THE PROBLEM = Search the data below for the string "HorizonController". Extract every line that contains it.

INFORMATION PROVIDED =
** start **

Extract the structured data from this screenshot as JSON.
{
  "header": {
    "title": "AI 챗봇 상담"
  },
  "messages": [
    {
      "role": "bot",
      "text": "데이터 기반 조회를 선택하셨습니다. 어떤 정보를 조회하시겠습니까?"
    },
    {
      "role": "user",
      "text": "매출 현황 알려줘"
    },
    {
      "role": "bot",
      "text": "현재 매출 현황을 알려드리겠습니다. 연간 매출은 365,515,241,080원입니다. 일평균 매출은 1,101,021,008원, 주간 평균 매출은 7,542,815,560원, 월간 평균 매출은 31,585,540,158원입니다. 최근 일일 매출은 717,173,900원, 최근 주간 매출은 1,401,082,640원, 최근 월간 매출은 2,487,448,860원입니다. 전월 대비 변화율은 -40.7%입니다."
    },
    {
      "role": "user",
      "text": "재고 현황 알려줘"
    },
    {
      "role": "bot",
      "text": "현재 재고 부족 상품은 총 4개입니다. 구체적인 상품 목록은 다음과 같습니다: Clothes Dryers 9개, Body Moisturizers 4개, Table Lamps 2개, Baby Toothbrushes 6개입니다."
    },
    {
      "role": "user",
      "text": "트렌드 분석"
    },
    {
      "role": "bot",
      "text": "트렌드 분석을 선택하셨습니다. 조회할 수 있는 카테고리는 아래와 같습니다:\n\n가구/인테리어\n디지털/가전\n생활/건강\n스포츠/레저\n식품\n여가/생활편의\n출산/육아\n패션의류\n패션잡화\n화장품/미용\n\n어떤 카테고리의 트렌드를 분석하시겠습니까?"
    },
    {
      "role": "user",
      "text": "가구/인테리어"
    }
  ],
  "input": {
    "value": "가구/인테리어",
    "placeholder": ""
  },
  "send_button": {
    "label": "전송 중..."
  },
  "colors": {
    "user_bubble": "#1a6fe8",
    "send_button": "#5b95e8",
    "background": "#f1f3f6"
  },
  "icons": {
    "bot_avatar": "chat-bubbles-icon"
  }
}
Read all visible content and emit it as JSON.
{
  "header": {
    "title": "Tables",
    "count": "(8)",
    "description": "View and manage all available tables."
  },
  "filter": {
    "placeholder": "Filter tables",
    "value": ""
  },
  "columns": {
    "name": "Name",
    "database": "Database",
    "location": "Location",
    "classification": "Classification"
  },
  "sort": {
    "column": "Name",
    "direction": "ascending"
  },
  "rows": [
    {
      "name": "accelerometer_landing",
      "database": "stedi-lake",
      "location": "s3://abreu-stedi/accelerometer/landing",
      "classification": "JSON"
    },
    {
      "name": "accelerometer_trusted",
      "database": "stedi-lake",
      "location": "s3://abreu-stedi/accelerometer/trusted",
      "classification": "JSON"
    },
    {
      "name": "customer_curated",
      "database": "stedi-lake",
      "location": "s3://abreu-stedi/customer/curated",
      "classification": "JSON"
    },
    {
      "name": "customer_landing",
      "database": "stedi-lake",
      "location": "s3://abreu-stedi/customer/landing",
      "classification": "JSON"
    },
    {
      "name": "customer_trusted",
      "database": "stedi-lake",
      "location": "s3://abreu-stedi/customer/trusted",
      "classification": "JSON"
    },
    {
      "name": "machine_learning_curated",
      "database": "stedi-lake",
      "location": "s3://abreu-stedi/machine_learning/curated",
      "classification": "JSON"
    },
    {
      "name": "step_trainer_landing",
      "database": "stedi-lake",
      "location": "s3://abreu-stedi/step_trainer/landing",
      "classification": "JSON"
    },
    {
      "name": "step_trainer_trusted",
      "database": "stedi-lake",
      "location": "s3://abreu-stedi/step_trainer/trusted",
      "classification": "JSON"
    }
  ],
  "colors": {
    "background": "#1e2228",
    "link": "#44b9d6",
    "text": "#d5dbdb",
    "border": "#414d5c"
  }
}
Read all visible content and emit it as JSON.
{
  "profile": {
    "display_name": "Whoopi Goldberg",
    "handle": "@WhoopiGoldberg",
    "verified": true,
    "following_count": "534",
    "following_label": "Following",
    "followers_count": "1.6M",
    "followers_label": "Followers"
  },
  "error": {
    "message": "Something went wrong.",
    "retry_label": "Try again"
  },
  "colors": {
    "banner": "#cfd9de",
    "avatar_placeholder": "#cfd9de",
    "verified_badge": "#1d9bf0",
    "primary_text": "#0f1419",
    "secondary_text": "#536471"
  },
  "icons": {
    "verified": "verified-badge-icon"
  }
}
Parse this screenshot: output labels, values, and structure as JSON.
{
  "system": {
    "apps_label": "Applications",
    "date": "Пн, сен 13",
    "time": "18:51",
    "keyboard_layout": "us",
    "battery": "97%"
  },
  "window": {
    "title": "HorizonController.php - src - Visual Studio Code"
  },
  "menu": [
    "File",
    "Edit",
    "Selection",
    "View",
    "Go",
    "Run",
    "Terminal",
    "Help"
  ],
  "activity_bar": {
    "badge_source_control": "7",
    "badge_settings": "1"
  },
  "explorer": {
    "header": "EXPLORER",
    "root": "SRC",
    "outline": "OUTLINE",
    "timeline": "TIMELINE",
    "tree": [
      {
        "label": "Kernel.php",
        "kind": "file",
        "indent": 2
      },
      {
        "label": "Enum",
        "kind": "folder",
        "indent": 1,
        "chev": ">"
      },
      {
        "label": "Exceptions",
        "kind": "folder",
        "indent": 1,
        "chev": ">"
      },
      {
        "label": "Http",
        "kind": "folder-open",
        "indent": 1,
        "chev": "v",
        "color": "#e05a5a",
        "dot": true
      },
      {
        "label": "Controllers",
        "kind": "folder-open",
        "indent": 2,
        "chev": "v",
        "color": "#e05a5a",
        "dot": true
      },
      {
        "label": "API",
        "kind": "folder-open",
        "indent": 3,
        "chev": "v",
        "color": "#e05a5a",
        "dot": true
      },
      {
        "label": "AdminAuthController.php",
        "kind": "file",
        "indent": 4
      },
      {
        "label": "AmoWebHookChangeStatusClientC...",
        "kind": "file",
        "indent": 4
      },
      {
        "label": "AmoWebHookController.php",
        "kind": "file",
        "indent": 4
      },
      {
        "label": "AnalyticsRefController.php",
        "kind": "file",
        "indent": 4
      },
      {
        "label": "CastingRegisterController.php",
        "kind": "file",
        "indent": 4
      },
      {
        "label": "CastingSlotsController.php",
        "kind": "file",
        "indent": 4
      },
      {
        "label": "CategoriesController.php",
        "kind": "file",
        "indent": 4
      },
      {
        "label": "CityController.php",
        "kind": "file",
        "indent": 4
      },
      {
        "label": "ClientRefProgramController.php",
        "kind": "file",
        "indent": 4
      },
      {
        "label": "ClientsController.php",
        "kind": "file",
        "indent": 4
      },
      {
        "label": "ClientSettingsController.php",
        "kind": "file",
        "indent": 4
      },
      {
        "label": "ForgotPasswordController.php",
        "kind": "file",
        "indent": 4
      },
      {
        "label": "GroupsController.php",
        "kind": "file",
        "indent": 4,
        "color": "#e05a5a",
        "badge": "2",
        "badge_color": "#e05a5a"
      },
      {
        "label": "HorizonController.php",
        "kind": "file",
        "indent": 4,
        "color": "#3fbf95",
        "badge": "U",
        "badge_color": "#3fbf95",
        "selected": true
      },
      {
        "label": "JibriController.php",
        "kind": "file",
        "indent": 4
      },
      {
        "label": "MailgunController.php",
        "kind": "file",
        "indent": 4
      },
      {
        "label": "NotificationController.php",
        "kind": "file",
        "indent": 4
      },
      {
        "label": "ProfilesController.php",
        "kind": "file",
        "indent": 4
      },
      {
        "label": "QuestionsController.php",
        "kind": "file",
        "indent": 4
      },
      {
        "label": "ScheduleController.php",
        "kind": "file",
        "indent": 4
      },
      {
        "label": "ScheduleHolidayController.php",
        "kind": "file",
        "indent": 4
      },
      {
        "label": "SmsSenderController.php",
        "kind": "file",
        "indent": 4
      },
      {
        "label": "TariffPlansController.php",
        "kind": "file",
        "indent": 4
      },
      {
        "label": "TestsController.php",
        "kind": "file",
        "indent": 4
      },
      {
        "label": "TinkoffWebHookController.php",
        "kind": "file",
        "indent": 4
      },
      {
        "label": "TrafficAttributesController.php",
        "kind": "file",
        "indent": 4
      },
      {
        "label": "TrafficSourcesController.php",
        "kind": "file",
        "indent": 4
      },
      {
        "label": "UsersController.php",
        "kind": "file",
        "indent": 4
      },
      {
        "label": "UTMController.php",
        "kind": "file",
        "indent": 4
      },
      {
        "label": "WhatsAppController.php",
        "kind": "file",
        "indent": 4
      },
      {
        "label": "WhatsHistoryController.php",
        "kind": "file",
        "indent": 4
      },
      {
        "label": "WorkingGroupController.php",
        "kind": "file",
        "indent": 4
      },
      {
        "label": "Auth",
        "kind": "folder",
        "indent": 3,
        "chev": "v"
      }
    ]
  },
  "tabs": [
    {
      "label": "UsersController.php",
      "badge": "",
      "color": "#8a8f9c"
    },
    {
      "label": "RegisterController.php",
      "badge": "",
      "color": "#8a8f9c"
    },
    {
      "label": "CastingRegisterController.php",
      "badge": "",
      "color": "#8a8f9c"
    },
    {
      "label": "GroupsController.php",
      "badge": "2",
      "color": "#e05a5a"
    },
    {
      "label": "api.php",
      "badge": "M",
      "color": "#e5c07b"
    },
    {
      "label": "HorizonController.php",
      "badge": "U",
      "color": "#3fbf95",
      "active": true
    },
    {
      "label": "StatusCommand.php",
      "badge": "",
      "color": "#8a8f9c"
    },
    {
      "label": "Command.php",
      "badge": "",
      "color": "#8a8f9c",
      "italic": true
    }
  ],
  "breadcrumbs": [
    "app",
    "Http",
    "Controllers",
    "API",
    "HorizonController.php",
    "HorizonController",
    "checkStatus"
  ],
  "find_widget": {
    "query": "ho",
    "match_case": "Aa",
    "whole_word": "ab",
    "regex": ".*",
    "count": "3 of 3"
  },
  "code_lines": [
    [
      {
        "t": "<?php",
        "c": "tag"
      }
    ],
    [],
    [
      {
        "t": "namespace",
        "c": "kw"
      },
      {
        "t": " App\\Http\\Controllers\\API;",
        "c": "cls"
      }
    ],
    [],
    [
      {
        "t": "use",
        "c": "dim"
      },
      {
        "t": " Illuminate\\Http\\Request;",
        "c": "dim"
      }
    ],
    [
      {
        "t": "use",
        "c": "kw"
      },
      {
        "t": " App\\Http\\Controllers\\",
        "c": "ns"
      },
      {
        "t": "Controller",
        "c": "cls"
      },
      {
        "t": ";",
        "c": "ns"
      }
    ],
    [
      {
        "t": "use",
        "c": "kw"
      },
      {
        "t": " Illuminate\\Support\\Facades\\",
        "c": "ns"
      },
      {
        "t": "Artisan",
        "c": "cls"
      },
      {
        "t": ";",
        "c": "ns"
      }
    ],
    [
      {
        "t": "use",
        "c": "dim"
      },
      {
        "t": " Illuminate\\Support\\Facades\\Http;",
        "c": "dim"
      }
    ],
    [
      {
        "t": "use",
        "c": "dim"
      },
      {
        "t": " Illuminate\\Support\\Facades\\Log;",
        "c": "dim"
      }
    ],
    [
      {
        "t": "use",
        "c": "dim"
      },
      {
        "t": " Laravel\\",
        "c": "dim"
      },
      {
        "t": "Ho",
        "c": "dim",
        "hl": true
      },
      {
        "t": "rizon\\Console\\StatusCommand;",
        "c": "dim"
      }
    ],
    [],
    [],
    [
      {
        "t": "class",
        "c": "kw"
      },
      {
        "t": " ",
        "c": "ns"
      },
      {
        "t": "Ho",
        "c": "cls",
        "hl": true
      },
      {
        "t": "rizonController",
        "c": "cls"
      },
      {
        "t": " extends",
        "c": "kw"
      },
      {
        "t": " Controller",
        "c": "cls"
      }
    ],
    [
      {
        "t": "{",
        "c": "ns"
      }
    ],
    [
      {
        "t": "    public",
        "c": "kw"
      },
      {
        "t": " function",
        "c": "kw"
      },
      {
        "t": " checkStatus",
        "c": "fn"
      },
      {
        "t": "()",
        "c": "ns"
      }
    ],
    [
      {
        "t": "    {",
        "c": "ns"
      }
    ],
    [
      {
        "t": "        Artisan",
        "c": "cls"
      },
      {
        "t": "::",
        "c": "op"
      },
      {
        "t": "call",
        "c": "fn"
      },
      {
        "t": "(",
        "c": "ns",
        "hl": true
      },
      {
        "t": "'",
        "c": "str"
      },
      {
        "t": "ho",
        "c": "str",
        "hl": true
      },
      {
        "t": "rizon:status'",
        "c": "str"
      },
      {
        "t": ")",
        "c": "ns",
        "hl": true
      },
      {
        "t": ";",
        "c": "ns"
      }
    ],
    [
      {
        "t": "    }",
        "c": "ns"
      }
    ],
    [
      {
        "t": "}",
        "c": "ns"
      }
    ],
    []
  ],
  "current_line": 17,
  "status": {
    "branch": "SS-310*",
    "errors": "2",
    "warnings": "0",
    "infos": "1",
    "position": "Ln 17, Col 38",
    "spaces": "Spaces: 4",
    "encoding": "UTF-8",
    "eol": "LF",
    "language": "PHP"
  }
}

** end **

WRITTEN RESPONSE =
    "title": "HorizonController.php - src - Visual Studio Code"
        "label": "HorizonController.php",
      "label": "HorizonController.php",
    "HorizonController.php",
    "HorizonController",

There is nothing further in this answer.